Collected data
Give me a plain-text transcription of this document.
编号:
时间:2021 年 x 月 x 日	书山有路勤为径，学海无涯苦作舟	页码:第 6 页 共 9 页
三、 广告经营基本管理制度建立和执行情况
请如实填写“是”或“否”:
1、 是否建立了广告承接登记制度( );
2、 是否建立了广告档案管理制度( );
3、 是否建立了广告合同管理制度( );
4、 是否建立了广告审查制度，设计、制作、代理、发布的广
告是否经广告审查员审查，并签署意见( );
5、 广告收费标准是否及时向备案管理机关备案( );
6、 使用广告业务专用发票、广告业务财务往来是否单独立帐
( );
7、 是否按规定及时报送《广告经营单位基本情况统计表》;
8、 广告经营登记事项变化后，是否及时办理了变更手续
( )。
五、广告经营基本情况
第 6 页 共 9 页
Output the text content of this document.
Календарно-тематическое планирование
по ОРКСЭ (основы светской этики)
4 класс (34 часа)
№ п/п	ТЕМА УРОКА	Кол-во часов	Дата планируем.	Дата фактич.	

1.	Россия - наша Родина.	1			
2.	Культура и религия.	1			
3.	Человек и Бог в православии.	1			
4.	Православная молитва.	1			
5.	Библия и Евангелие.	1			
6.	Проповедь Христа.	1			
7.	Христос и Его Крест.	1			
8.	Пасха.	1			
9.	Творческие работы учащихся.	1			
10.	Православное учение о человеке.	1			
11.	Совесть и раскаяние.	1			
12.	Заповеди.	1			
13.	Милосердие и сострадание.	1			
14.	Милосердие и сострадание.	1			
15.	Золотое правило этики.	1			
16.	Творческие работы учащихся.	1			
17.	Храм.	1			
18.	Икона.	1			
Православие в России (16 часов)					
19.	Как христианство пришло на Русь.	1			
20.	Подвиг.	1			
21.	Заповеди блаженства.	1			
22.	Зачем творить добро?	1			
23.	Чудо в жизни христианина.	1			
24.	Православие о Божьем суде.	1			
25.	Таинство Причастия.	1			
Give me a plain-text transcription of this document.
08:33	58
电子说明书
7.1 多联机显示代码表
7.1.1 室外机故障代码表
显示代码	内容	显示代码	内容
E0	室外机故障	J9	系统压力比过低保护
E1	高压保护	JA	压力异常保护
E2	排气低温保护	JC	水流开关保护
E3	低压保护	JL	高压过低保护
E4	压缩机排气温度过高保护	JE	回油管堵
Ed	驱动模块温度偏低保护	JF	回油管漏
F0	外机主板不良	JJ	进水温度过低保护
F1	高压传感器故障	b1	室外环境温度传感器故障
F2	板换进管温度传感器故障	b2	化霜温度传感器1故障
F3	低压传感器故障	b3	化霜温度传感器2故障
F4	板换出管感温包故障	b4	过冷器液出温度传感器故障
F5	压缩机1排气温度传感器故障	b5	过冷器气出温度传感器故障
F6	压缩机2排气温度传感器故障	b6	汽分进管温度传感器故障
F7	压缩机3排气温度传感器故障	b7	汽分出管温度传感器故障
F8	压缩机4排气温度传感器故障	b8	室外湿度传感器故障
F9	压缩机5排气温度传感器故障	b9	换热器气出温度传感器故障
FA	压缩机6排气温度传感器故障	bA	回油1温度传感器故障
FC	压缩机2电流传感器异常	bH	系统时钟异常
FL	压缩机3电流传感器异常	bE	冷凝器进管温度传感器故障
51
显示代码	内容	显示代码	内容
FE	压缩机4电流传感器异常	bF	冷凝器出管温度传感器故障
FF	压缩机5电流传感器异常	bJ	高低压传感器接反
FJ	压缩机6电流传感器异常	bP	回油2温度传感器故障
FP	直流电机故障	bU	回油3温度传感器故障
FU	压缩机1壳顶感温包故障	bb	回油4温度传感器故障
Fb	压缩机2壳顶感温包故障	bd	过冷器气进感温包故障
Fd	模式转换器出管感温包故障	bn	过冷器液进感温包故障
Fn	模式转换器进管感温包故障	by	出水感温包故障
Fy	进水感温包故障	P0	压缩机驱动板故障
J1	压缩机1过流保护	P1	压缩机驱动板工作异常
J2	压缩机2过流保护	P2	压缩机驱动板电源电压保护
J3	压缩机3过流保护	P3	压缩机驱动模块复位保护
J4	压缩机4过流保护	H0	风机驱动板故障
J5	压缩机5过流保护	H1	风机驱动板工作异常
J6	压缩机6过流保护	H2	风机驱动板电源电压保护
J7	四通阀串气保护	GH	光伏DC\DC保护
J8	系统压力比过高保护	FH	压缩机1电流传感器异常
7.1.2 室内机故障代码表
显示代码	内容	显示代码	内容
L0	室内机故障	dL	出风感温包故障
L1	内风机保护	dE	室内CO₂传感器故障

YOUR INSTRUCTIONS
Pull every line containing "часов" from the data.

RESULT OF THE EXERCISE
№ п/п	ТЕМА УРОКА	Кол-во часов	Дата планируем.	Дата фактич.	
Православие в России (16 часов)					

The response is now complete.